STATED GOAL: Below are some entries. Copy each line that holds the string "this".

RECORD EXTRACTS:
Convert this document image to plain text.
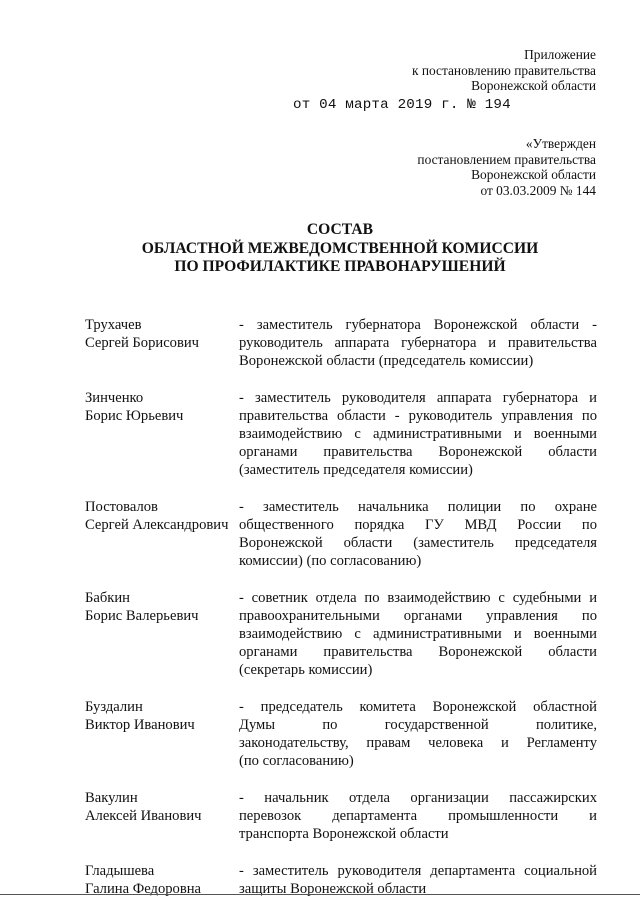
Приложение
к постановлению правительства
Воронежской области
от 04 марта 2019 г. № 194
«Утвержден
постановлением правительства
Воронежской области
от 03.03.2009 № 144
СОСТАВ
ОБЛАСТНОЙ МЕЖВЕДОМСТВЕННОЙ КОМИССИИ
ПО ПРОФИЛАКТИКЕ ПРАВОНАРУШЕНИЙ
Трухачев
Сергей Борисович
- заместитель губернатора Воронежской области -
руководитель аппарата губернатора и правительства
Воронежской области (председатель комиссии)
Зинченко
Борис Юрьевич
- заместитель руководителя аппарата губернатора и
правительства области - руководитель управления по
взаимодействию с административными и военными
органами правительства Воронежской области
(заместитель председателя комиссии)
Постовалов
Сергей Александрович
- заместитель начальника полиции по охране
общественного порядка ГУ МВД России по
Воронежской области (заместитель председателя
комиссии) (по согласованию)
Бабкин
Борис Валерьевич
- советник отдела по взаимодействию с судебными и
правоохранительными органами управления по
взаимодействию с административными и военными
органами правительства Воронежской области
(секретарь комиссии)
Буздалин
Виктор Иванович
- председатель комитета Воронежской областной
Думы по государственной политике,
законодательству, правам человека и Регламенту
(по согласованию)
Вакулин
Алексей Иванович
- начальник отдела организации пассажирских
перевозок департамента промышленности и
транспорта Воронежской области
Гладышева
Галина Федоровна
- заместитель руководителя департамента социальной
защиты Воронежской области
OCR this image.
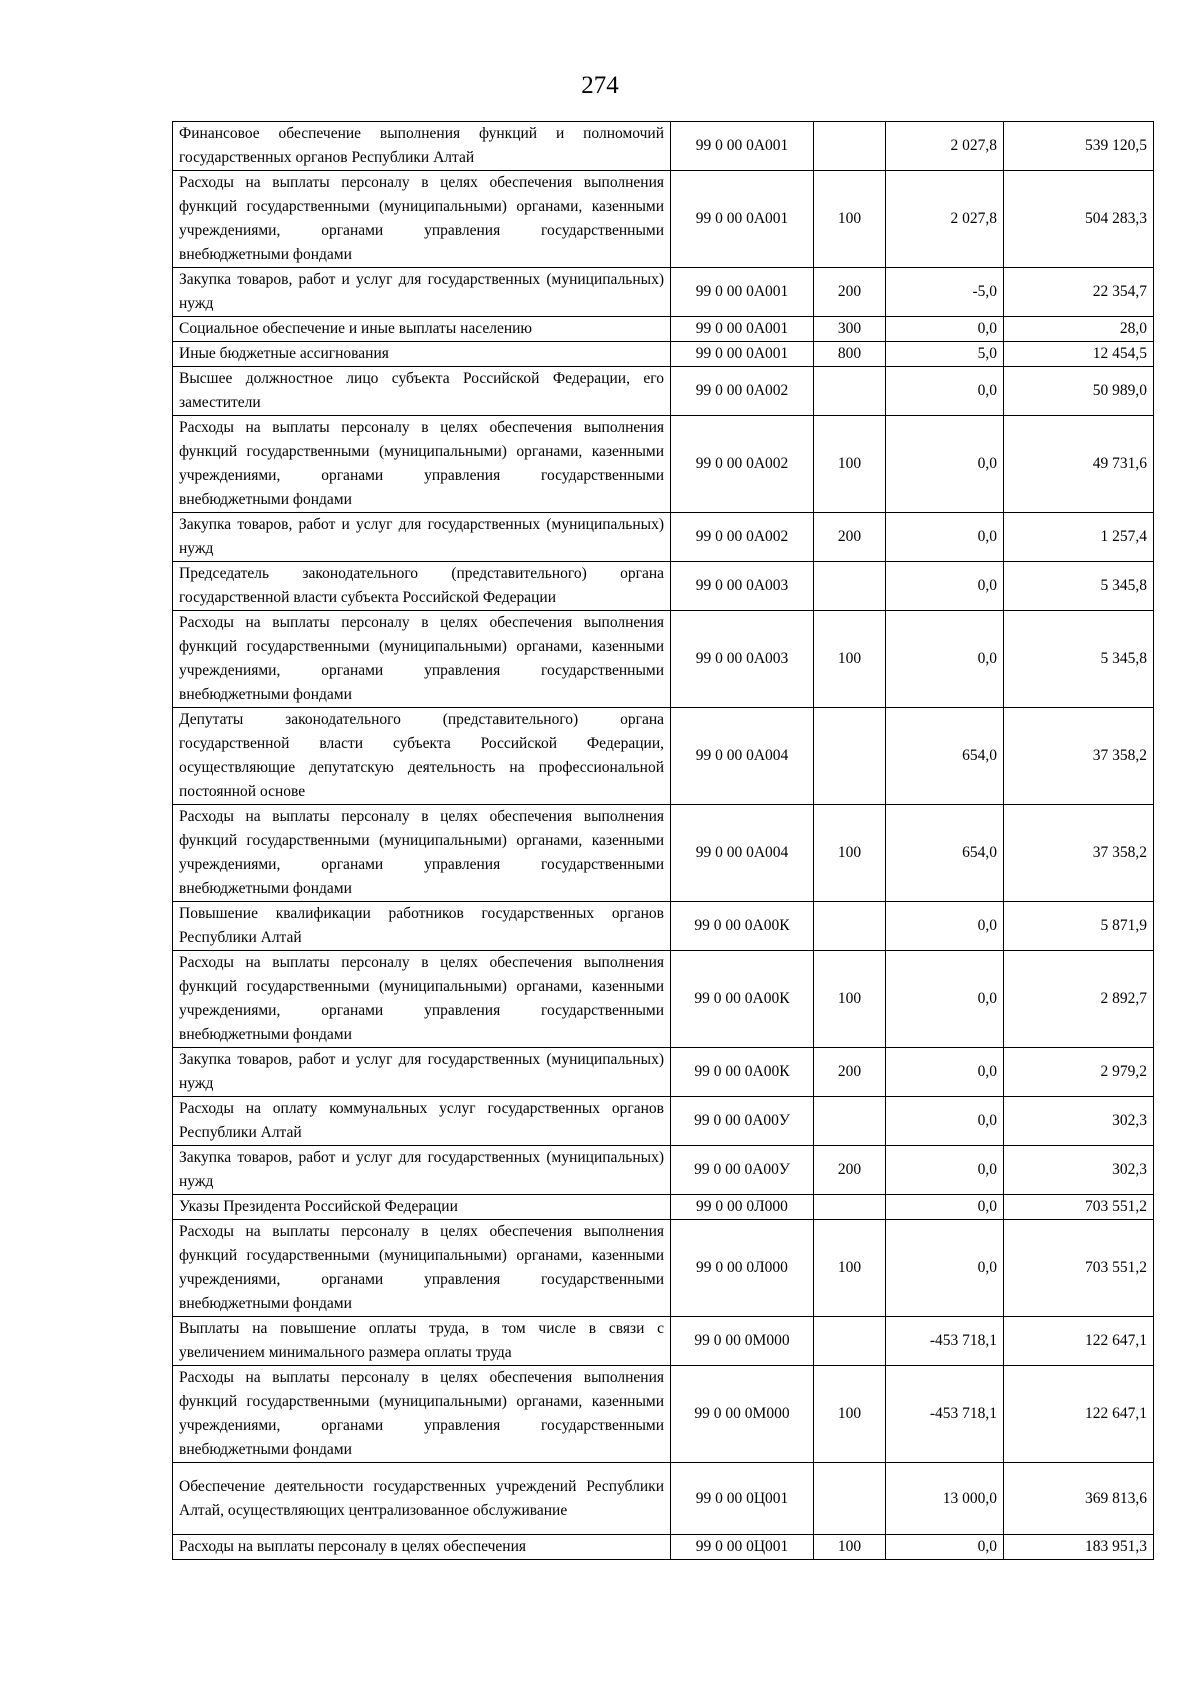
274
Финансовое обеспечение выполнения функций и полномочий государственных органов Республики Алтай	99 0 00 0А001		2 027,8	539 120,5
Расходы на выплаты персоналу в целях обеспечения выполнения функций государственными (муниципальными) органами, казенными учреждениями, органами управления государственными внебюджетными фондами	99 0 00 0А001	100	2 027,8	504 283,3
Закупка товаров, работ и услуг для государственных (муниципальных) нужд	99 0 00 0А001	200	-5,0	22 354,7
Социальное обеспечение и иные выплаты населению	99 0 00 0А001	300	0,0	28,0
Иные бюджетные ассигнования	99 0 00 0А001	800	5,0	12 454,5
Высшее должностное лицо субъекта Российской Федерации, его заместители	99 0 00 0А002		0,0	50 989,0
Расходы на выплаты персоналу в целях обеспечения выполнения функций государственными (муниципальными) органами, казенными учреждениями, органами управления государственными внебюджетными фондами	99 0 00 0А002	100	0,0	49 731,6
Закупка товаров, работ и услуг для государственных (муниципальных) нужд	99 0 00 0А002	200	0,0	1 257,4
Председатель законодательного (представительного) органа государственной власти субъекта Российской Федерации	99 0 00 0А003		0,0	5 345,8
Расходы на выплаты персоналу в целях обеспечения выполнения функций государственными (муниципальными) органами, казенными учреждениями, органами управления государственными внебюджетными фондами	99 0 00 0А003	100	0,0	5 345,8
Депутаты законодательного (представительного) органа государственной власти субъекта Российской Федерации, осуществляющие депутатскую деятельность на профессиональной постоянной основе	99 0 00 0А004		654,0	37 358,2
Расходы на выплаты персоналу в целях обеспечения выполнения функций государственными (муниципальными) органами, казенными учреждениями, органами управления государственными внебюджетными фондами	99 0 00 0А004	100	654,0	37 358,2
Повышение квалификации работников государственных органов Республики Алтай	99 0 00 0А00К		0,0	5 871,9
Расходы на выплаты персоналу в целях обеспечения выполнения функций государственными (муниципальными) органами, казенными учреждениями, органами управления государственными внебюджетными фондами	99 0 00 0А00К	100	0,0	2 892,7
Закупка товаров, работ и услуг для государственных (муниципальных) нужд	99 0 00 0А00К	200	0,0	2 979,2
Расходы на оплату коммунальных услуг государственных органов Республики Алтай	99 0 00 0А00У		0,0	302,3
Закупка товаров, работ и услуг для государственных (муниципальных) нужд	99 0 00 0А00У	200	0,0	302,3
Указы Президента Российской Федерации	99 0 00 0Л000		0,0	703 551,2
Расходы на выплаты персоналу в целях обеспечения выполнения функций государственными (муниципальными) органами, казенными учреждениями, органами управления государственными внебюджетными фондами	99 0 00 0Л000	100	0,0	703 551,2
Выплаты на повышение оплаты труда, в том числе в связи с увеличением минимального размера оплаты труда	99 0 00 0М000		-453 718,1	122 647,1
Расходы на выплаты персоналу в целях обеспечения выполнения функций государственными (муниципальными) органами, казенными учреждениями, органами управления государственными внебюджетными фондами	99 0 00 0М000	100	-453 718,1	122 647,1
Обеспечение деятельности государственных учреждений Республики Алтай, осуществляющих централизованное обслуживание	99 0 00 0Ц001		13 000,0	369 813,6
Расходы на выплаты персоналу в целях обеспечения	99 0 00 0Ц001	100	0,0	183 951,3
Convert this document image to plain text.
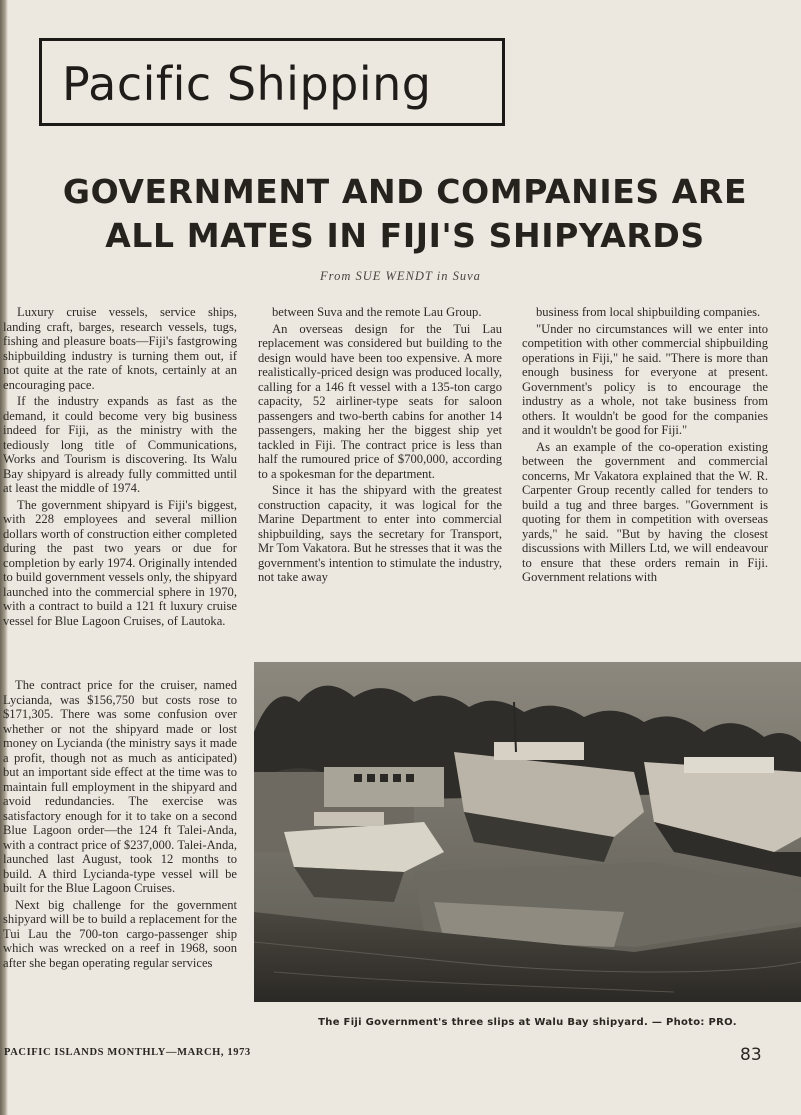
Pacific Shipping
GOVERNMENT AND COMPANIES ARE
ALL MATES IN FIJI'S SHIPYARDS
From SUE WENDT in Suva

Luxury cruise vessels, service ships, landing craft, barges, research vessels, tugs, fishing and pleasure boats—Fiji's fastgrowing shipbuilding industry is turning them out, if not quite at the rate of knots, certainly at an encouraging pace.

If the industry expands as fast as the demand, it could become very big business indeed for Fiji, as the ministry with the tediously long title of Communications, Works and Tourism is discovering. Its Walu Bay shipyard is already fully committed until at least the middle of 1974.

The government shipyard is Fiji's biggest, with 228 employees and several million dollars worth of construction either completed during the past two years or due for completion by early 1974. Originally intended to build government vessels only, the shipyard launched into the commercial sphere in 1970, with a contract to build a 121 ft luxury cruise vessel for Blue Lagoon Cruises, of Lautoka.

The contract price for the cruiser, named Lycianda, was $156,750 but costs rose to $171,305. There was some confusion over whether or not the shipyard made or lost money on Lycianda (the ministry says it made a profit, though not as much as anticipated) but an important side effect at the time was to maintain full employment in the shipyard and avoid redundancies. The exercise was satisfactory enough for it to take on a second Blue Lagoon order—the 124 ft Talei-Anda, with a contract price of $237,000. Talei-Anda, launched last August, took 12 months to build. A third Lycianda-type vessel will be built for the Blue Lagoon Cruises.

Next big challenge for the government shipyard will be to build a replacement for the Tui Lau the 700-ton cargo-passenger ship which was wrecked on a reef in 1968, soon after she began operating regular services

between Suva and the remote Lau Group.

An overseas design for the Tui Lau replacement was considered but building to the design would have been too expensive. A more realistically-priced design was produced locally, calling for a 146 ft vessel with a 135-ton cargo capacity, 52 airliner-type seats for saloon passengers and two-berth cabins for another 14 passengers, making her the biggest ship yet tackled in Fiji. The contract price is less than half the rumoured price of $700,000, according to a spokesman for the department.

Since it has the shipyard with the greatest construction capacity, it was logical for the Marine Department to enter into commercial shipbuilding, says the secretary for Transport, Mr Tom Vakatora. But he stresses that it was the government's intention to stimulate the industry, not take away

business from local shipbuilding companies.

"Under no circumstances will we enter into competition with other commercial shipbuilding operations in Fiji," he said. "There is more than enough business for everyone at present. Government's policy is to encourage the industry as a whole, not take business from others. It wouldn't be good for the companies and it wouldn't be good for Fiji."

As an example of the co-operation existing between the government and commercial concerns, Mr Vakatora explained that the W. R. Carpenter Group recently called for tenders to build a tug and three barges. "Government is quoting for them in competition with overseas yards," he said. "But by having the closest discussions with Millers Ltd, we will endeavour to ensure that these orders remain in Fiji. Government relations with

The Fiji Government's three slips at Walu Bay shipyard. — Photo: PRO.
PACIFIC ISLANDS MONTHLY—MARCH, 1973	83
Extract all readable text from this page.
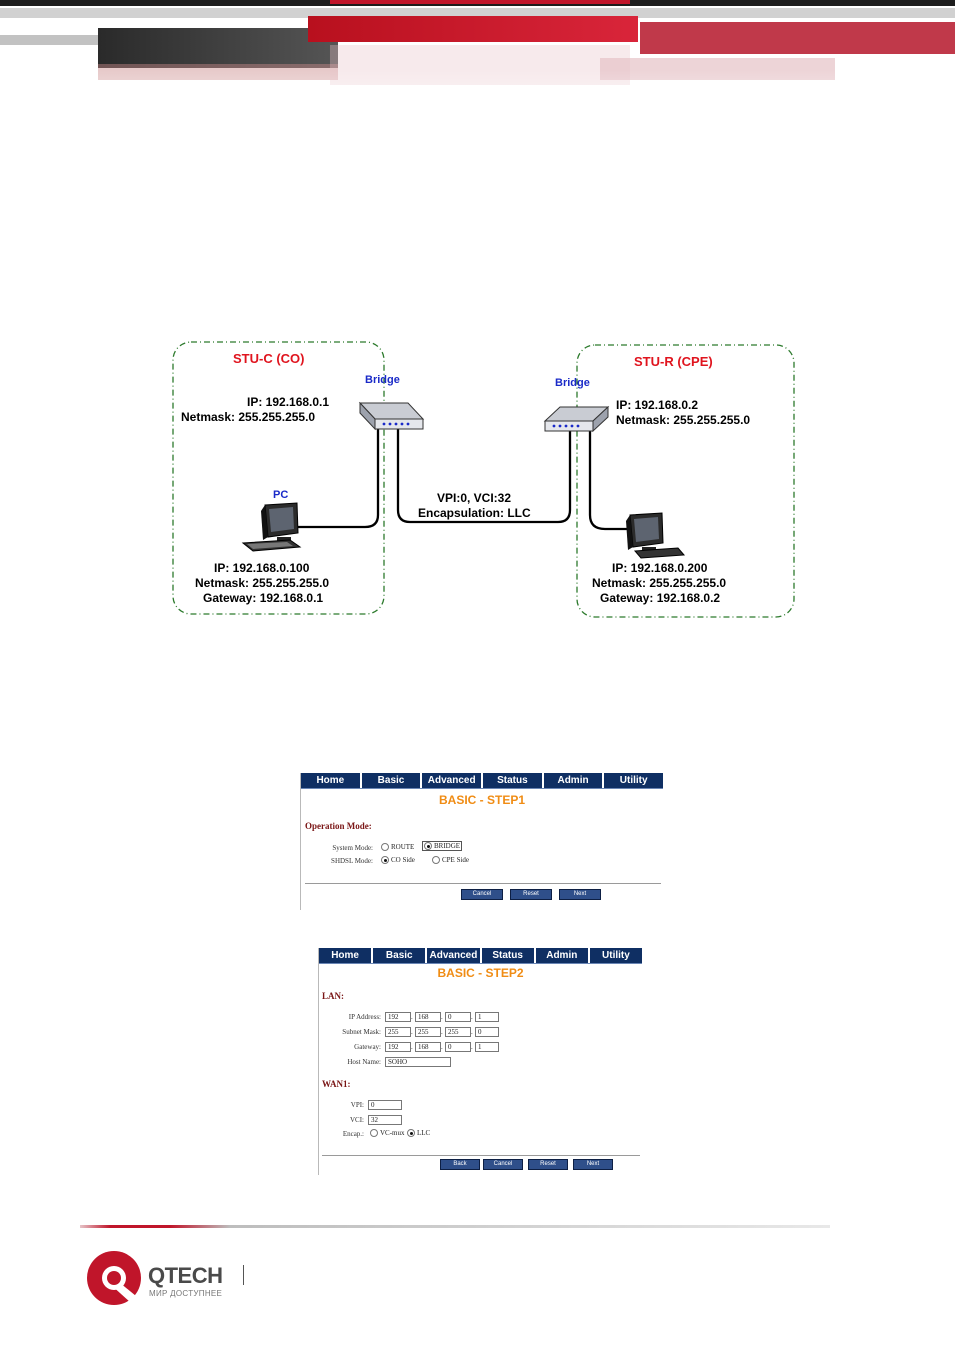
STU-C (CO)
Bridge
IP: 192.168.0.1
Netmask: 255.255.255.0
PC
IP: 192.168.0.100
Netmask: 255.255.255.0
Gateway: 192.168.0.1
VPI:0, VCI:32
Encapsulation: LLC
STU-R (CPE)
Bridge
IP: 192.168.0.2
Netmask: 255.255.255.0
IP: 192.168.0.200
Netmask: 255.255.255.0
Gateway: 192.168.0.2
Home	Basic	Advanced	Status	Admin	Utility
BASIC - STEP1
Operation Mode:
System Mode:	ROUTE	BRIDGE
SHDSL Mode:	CO Side	CPE Side
Cancel	Reset	Next
Home	Basic	Advanced	Status	Admin	Utility
BASIC - STEP2
LAN:
IP Address:	192	. 168	. 0	. 1
Subnet Mask:	255	. 255	. 255	. 0
Gateway:	192	. 168	. 0	. 1
Host Name:	SOHO
WAN1:
VPI:	0
VCI:	32
Encap.: VC-mux LLC
Back	Cancel	Reset	Next
QTECH
МИР ДОСТУПНЕЕ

FULL OUTPUT:
Convert this document image to plain text.
OCR this image.
Convert this document image to plain text.
Extract all readable text from this page.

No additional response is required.